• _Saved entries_
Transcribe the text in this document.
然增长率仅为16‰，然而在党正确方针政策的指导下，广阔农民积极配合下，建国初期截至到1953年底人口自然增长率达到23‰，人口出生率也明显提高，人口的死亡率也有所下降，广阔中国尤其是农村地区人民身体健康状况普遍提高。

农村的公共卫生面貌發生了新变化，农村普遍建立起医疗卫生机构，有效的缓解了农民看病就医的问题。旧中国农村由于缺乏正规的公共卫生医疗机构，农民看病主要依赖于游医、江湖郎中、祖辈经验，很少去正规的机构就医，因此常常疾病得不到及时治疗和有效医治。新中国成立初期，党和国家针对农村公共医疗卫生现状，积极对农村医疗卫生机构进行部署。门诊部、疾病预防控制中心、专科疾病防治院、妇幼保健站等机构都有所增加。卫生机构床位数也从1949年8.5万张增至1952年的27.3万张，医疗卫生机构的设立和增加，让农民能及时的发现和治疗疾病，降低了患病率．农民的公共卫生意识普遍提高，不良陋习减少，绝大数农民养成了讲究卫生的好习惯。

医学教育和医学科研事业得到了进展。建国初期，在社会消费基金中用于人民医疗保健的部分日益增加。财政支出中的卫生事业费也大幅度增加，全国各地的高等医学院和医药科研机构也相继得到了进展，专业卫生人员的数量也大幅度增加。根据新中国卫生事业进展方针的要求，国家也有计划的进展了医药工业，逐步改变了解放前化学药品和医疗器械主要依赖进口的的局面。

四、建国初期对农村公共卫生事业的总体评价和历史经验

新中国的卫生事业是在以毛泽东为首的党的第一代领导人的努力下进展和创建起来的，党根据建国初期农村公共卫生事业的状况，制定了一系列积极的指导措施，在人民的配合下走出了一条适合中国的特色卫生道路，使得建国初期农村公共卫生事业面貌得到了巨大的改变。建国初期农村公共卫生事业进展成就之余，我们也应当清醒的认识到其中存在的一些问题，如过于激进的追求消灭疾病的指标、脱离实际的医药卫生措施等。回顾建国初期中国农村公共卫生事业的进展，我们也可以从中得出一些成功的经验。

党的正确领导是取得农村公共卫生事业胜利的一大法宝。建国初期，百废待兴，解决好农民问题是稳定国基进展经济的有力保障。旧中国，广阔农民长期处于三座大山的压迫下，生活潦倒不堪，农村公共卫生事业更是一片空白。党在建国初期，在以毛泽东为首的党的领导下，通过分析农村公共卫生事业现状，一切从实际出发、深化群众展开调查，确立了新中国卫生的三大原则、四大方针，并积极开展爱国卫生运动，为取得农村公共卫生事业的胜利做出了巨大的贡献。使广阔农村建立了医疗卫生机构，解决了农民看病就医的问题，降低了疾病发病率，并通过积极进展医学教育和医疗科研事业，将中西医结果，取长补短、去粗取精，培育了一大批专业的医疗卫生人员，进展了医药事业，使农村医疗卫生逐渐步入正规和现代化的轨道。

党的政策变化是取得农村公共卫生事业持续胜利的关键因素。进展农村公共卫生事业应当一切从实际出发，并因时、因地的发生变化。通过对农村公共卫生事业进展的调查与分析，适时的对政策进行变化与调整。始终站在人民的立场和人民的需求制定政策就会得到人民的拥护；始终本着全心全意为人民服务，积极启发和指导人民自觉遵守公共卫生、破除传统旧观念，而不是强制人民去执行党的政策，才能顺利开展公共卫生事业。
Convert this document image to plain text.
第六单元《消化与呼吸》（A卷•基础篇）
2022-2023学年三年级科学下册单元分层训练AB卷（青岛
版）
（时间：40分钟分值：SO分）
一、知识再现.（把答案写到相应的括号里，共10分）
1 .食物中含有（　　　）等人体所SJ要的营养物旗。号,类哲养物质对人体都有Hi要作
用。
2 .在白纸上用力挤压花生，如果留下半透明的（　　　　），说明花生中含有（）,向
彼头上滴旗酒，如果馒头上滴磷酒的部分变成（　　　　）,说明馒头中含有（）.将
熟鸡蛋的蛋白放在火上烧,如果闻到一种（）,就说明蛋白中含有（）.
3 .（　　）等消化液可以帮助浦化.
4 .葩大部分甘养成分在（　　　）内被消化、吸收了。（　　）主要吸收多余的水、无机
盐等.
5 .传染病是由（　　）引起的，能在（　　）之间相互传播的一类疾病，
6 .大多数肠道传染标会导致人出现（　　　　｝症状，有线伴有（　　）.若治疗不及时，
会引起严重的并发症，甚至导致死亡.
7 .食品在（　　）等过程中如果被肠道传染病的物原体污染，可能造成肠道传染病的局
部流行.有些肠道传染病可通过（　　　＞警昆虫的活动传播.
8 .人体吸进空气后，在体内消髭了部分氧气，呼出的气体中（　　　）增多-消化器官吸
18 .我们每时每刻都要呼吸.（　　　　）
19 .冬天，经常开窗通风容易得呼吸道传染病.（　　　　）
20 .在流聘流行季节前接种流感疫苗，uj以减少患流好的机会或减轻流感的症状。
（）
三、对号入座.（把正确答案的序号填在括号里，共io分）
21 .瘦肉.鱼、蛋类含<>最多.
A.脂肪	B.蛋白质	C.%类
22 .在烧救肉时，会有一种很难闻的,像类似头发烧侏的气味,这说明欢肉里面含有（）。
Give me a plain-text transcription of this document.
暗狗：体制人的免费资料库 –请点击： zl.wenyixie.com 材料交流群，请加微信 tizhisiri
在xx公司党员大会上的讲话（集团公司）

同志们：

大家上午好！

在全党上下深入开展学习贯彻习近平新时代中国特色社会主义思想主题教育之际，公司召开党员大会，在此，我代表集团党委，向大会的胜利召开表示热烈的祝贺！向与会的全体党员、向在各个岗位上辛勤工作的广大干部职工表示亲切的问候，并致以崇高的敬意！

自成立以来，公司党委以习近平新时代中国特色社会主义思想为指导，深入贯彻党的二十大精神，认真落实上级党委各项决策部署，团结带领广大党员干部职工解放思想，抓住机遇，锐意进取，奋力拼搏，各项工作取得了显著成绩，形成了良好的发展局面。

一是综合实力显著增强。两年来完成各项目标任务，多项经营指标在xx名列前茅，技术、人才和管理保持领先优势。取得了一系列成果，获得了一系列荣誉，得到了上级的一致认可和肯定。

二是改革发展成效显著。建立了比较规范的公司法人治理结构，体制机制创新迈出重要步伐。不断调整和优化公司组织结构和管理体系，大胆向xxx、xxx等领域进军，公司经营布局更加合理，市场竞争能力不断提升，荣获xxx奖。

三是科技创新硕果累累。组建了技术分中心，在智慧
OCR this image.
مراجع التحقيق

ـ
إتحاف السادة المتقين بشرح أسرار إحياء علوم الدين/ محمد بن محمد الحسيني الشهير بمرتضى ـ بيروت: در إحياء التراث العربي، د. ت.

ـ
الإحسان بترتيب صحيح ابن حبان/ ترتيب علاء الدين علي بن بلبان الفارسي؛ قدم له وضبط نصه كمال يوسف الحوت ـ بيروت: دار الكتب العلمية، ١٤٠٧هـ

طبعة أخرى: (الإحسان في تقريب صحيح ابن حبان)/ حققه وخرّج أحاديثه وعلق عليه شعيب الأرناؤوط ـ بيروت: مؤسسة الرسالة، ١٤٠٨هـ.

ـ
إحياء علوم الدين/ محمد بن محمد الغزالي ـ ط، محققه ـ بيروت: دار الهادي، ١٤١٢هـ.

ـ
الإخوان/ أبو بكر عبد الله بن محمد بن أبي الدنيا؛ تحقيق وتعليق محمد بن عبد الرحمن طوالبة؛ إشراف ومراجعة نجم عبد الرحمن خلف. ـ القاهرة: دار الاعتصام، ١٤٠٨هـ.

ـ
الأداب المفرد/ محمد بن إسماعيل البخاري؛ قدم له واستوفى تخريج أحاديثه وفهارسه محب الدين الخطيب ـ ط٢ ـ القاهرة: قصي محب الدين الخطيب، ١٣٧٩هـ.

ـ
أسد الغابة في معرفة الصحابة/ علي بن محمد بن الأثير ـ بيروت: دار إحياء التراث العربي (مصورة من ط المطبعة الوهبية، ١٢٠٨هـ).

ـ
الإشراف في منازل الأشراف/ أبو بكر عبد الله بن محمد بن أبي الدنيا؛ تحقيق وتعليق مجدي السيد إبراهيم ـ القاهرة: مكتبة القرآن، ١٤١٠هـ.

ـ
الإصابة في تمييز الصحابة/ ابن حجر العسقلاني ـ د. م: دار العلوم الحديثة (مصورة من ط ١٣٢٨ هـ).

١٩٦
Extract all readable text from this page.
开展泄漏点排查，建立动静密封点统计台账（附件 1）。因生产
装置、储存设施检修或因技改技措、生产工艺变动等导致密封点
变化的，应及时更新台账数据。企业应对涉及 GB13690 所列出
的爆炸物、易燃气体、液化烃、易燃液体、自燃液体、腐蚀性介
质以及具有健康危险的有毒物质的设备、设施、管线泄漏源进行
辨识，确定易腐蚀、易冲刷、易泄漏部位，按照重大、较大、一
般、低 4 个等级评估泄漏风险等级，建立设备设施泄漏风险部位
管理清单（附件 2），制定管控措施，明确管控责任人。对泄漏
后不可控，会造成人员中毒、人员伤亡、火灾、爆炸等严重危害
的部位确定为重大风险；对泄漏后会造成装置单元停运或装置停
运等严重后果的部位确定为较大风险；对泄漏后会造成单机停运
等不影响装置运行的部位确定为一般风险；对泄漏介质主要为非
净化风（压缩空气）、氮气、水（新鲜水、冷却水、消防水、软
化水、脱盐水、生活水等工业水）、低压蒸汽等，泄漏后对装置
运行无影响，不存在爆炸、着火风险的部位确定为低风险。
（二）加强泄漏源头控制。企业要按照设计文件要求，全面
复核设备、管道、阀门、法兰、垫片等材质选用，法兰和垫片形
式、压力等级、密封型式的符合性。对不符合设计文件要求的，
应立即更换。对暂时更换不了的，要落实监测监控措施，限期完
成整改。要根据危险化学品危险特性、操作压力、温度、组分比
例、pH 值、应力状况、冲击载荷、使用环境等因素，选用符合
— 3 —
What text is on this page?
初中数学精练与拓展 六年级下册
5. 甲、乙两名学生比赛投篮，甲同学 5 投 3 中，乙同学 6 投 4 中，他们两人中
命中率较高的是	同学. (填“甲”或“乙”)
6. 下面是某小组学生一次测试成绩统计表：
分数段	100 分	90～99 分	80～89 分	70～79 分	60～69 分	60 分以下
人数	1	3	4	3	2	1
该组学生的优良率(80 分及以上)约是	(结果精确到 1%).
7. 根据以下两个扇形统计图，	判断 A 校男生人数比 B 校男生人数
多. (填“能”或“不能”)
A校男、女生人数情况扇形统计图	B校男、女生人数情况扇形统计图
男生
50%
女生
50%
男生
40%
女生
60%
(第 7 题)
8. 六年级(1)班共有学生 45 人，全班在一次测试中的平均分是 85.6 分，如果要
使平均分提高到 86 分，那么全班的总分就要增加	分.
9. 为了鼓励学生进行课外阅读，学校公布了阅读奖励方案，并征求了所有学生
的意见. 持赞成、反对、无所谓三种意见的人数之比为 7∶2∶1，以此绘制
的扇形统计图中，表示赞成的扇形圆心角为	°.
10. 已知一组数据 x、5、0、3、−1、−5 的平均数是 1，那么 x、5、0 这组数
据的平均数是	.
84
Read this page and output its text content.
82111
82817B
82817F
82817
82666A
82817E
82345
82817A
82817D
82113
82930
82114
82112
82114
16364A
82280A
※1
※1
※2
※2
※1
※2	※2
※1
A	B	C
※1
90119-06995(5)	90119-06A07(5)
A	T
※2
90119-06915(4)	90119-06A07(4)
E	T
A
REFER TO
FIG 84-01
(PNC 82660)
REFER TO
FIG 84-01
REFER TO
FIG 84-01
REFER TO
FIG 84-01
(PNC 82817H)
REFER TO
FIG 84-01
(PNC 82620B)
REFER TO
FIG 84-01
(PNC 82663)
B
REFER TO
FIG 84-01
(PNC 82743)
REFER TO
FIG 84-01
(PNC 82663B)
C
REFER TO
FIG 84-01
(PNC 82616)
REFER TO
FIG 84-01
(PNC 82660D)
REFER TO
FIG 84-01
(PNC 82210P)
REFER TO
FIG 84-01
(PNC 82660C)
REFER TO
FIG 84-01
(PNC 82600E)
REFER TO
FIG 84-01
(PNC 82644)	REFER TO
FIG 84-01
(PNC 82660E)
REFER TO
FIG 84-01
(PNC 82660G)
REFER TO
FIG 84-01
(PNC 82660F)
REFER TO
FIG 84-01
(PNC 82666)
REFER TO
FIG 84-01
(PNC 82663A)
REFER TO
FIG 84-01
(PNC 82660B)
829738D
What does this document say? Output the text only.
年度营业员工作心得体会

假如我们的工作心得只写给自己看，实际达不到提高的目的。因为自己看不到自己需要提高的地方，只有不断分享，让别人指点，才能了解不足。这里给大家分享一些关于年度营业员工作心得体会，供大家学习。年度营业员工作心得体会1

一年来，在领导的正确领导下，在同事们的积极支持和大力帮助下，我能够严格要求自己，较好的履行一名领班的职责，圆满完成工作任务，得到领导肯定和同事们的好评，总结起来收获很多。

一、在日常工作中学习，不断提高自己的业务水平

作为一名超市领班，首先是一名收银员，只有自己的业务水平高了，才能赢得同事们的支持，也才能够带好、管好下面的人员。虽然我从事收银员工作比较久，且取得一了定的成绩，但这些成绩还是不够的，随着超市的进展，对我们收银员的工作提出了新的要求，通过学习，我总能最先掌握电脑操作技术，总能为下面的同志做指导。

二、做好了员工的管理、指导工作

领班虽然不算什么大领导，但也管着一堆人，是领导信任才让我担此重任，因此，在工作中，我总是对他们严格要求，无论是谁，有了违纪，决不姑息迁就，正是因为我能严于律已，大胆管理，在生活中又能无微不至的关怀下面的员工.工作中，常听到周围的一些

• _Directions for this task_
Of the lines in the material, how many include "التراث"? Respond with the number alone.

• _Full response_
2